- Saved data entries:
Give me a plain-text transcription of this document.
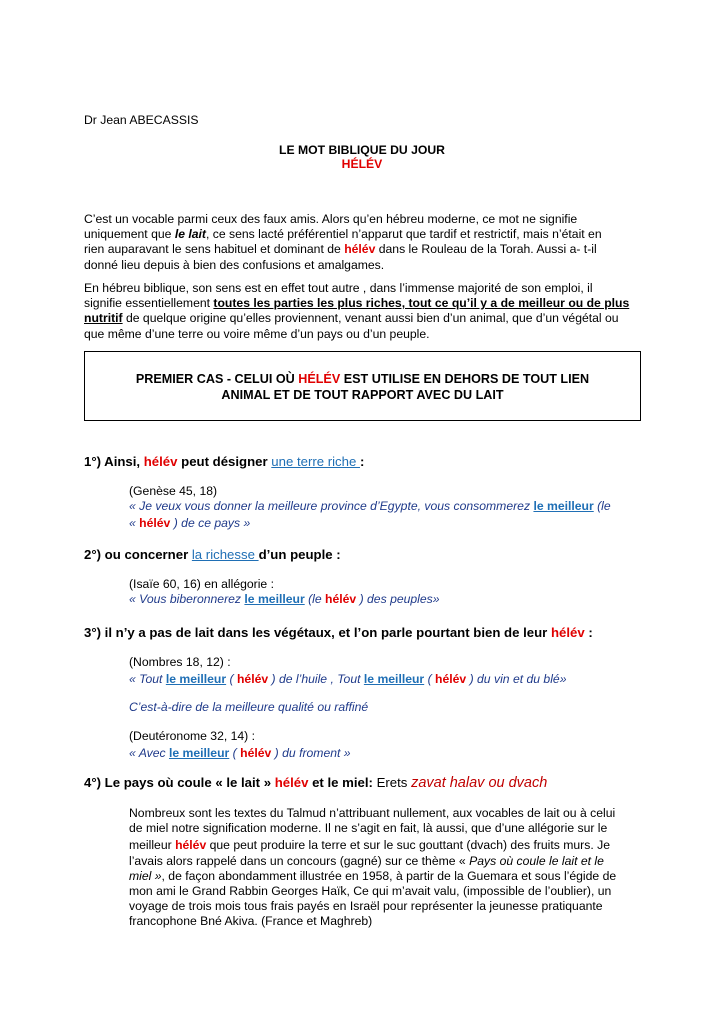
Dr Jean ABECASSIS
LE MOT BIBLIQUE DU JOUR
HÉLÉV
C’est un vocable parmi ceux des faux amis. Alors qu’en hébreu moderne, ce mot ne signifie
uniquement que le lait, ce sens lacté préférentiel n’apparut que tardif et restrictif, mais n’était en
rien auparavant le sens habituel et dominant de hélév dans le Rouleau de la Torah. Aussi a- t-il
donné lieu depuis à bien des confusions et amalgames.
En hébreu biblique, son sens est en effet tout autre , dans l’immense majorité de son emploi, il
signifie essentiellement toutes les parties les plus riches, tout ce qu’il y a de meilleur ou de plus
nutritif de quelque origine qu’elles proviennent, venant aussi bien d’un animal, que d’un végétal ou
que même d’une terre ou voire même d’un pays ou d’un peuple.
PREMIER CAS - CELUI OÙ HÉLÉV EST UTILISE EN DEHORS DE TOUT LIEN
ANIMAL ET DE TOUT RAPPORT AVEC DU LAIT
1°) Ainsi, hélév peut désigner une terre riche :
(Genèse 45, 18)
« Je veux vous donner la meilleure province d’Egypte, vous consommerez le meilleur (le
« hélév ) de ce pays »
2°) ou concerner la richesse d’un peuple :
(Isaïe 60, 16) en allégorie :
« Vous biberonnerez le meilleur (le hélév ) des peuples»
3°) il n’y a pas de lait dans les végétaux, et l’on parle pourtant bien de leur hélév :
(Nombres 18, 12) :
« Tout le meilleur ( hélév ) de l’huile , Tout le meilleur ( hélév ) du vin et du blé»
C’est-à-dire de la meilleure qualité ou raffiné
(Deutéronome 32, 14) :
« Avec le meilleur ( hélév ) du froment »
4°) Le pays où coule « le lait » hélév et le miel: Erets zavat halav ou dvach
Nombreux sont les textes du Talmud n’attribuant nullement, aux vocables de lait ou à celui
de miel notre signification moderne. Il ne s’agit en fait, là aussi, que d’une allégorie sur le
meilleur hélév que peut produire la terre et sur le suc gouttant (dvach) des fruits murs. Je
l’avais alors rappelé dans un concours (gagné) sur ce thème « Pays où coule le lait et le
miel », de façon abondamment illustrée en 1958, à partir de la Guemara et sous l’égide de
mon ami le Grand Rabbin Georges Haïk, Ce qui m’avait valu, (impossible de l’oublier), un
voyage de trois mois tous frais payés en Israël pour représenter la jeunesse pratiquante
francophone Bné Akiva. (France et Maghreb)
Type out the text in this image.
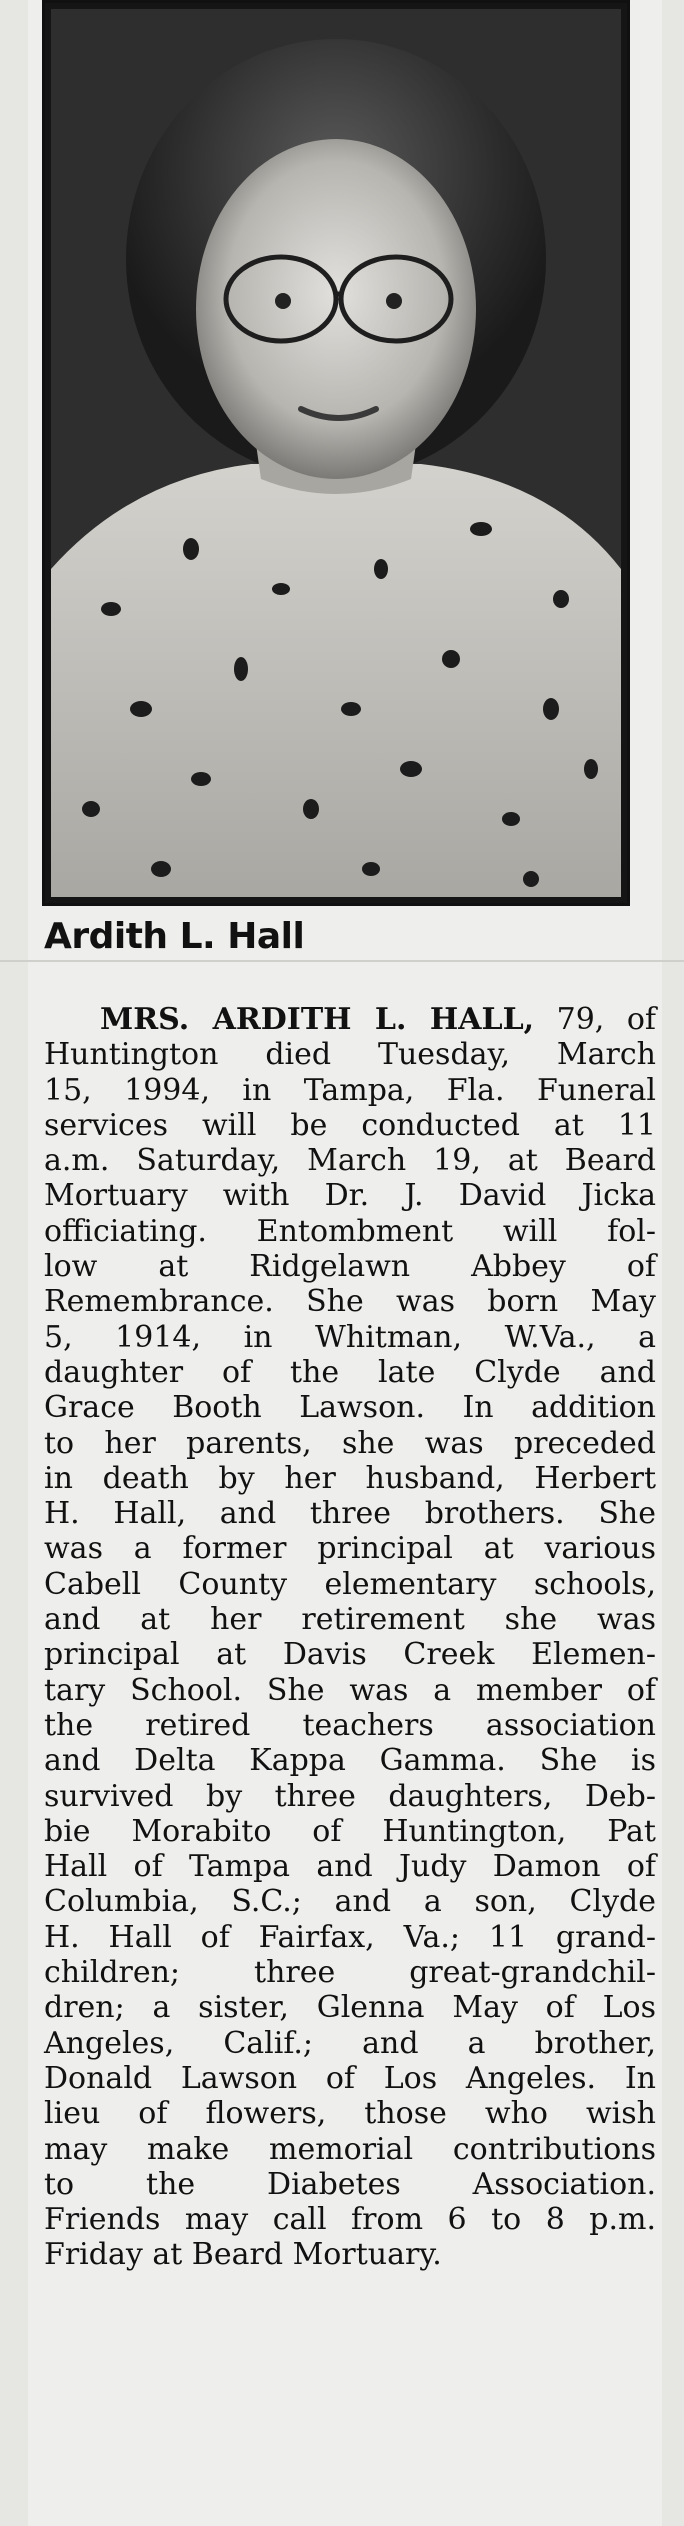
Ardith L. Hall
MRS. ARDITH L. HALL, 79, of
Huntington died Tuesday, March
15, 1994, in Tampa, Fla. Funeral
services will be conducted at 11
a.m. Saturday, March 19, at Beard
Mortuary with Dr. J. David Jicka
officiating. Entombment will fol-
low at Ridgelawn Abbey of
Remembrance. She was born May
5, 1914, in Whitman, W.Va., a
daughter of the late Clyde and
Grace Booth Lawson. In addition
to her parents, she was preceded
in death by her husband, Herbert
H. Hall, and three brothers. She
was a former principal at various
Cabell County elementary schools,
and at her retirement she was
principal at Davis Creek Elemen-
tary School. She was a member of
the retired teachers association
and Delta Kappa Gamma. She is
survived by three daughters, Deb-
bie Morabito of Huntington, Pat
Hall of Tampa and Judy Damon of
Columbia, S.C.; and a son, Clyde
H. Hall of Fairfax, Va.; 11 grand-
children; three great-grandchil-
dren; a sister, Glenna May of Los
Angeles, Calif.; and a brother,
Donald Lawson of Los Angeles. In
lieu of flowers, those who wish
may make memorial contributions
to the Diabetes Association.
Friends may call from 6 to 8 p.m.
Friday at Beard Mortuary.
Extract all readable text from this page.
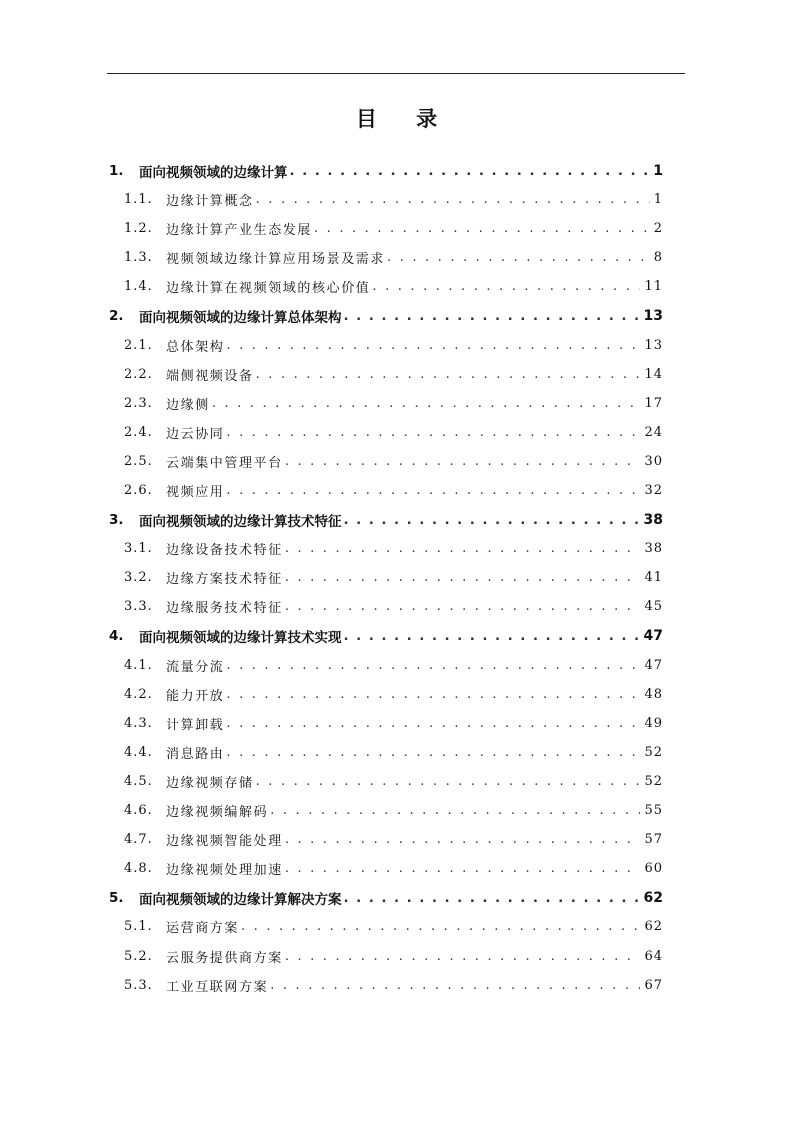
目 录
1.	面向视频领域的边缘计算 . . .	1
1.1.	边缘计算概念 . . .	1
1.2.	边缘计算产业生态发展 . . .	2
1.3.	视频领域边缘计算应用场景及需求 . . .	8
1.4.	边缘计算在视频领域的核心价值 . . .	11
2.	面向视频领域的边缘计算总体架构 . . .	13
2.1.	总体架构 . . .	13
2.2.	端侧视频设备 . . .	14
2.3.	边缘侧 . . .	17
2.4.	边云协同 . . .	24
2.5.	云端集中管理平台 . . .	30
2.6.	视频应用 . . .	32
3.	面向视频领域的边缘计算技术特征 . . .	38
3.1.	边缘设备技术特征 . . .	38
3.2.	边缘方案技术特征 . . .	41
3.3.	边缘服务技术特征 . . .	45
4.	面向视频领域的边缘计算技术实现 . . .	47
4.1.	流量分流 . . .	47
4.2.	能力开放 . . .	48
4.3.	计算卸载 . . .	49
4.4.	消息路由 . . .	52
4.5.	边缘视频存储 . . .	52
4.6.	边缘视频编解码 . . .	55
4.7.	边缘视频智能处理 . . .	57
4.8.	边缘视频处理加速 . . .	60
5.	面向视频领域的边缘计算解决方案 . . .	62
5.1.	运营商方案 . . .	62
5.2.	云服务提供商方案 . . .	64
5.3.	工业互联网方案 . . .	67
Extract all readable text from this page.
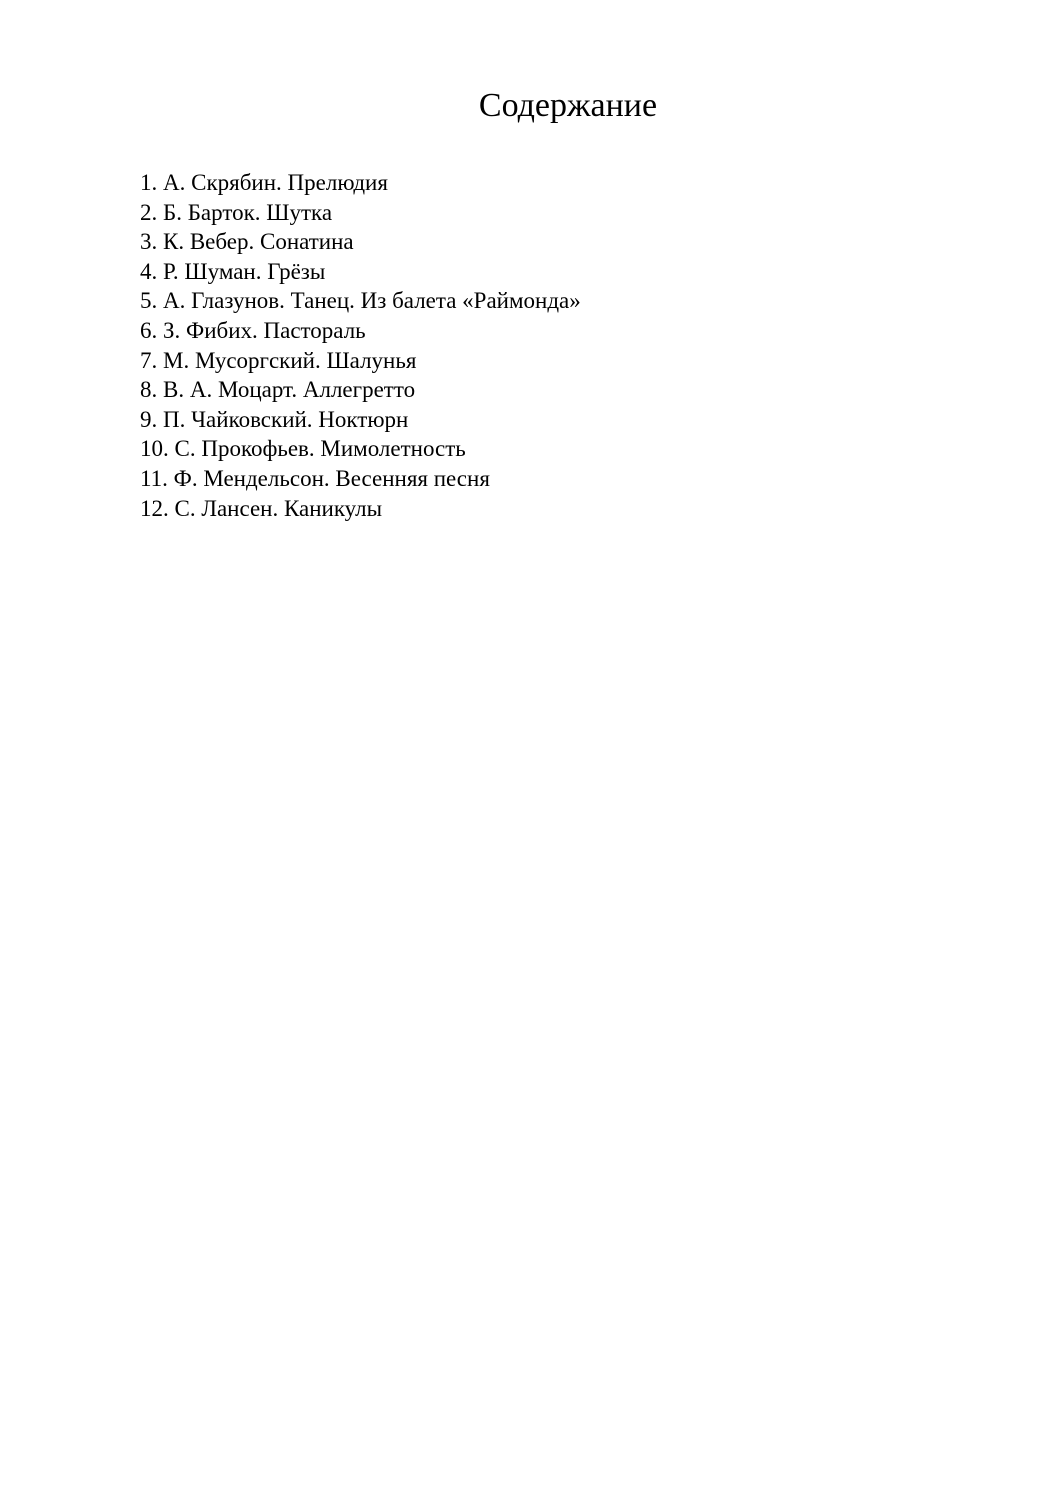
Содержание
1. А. Скрябин. Прелюдия
2. Б. Барток. Шутка
3. К. Вебер. Сонатина
4. Р. Шуман. Грёзы
5. А. Глазунов. Танец. Из балета «Раймонда»
6. З. Фибих. Пастораль
7. М. Мусоргский. Шалунья
8. В. А. Моцарт. Аллегретто
9. П. Чайковский. Ноктюрн
10. С. Прокофьев. Мимолетность
11. Ф. Мендельсон. Весенняя песня
12. С. Лансен. Каникулы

- WRITTEN TASK:
For the listing above, identify each line bearing "Lawson".

- ANSWER TO THIS PROBLEM:
Grace Booth Lawson. In addition
Donald Lawson of Los Angeles. In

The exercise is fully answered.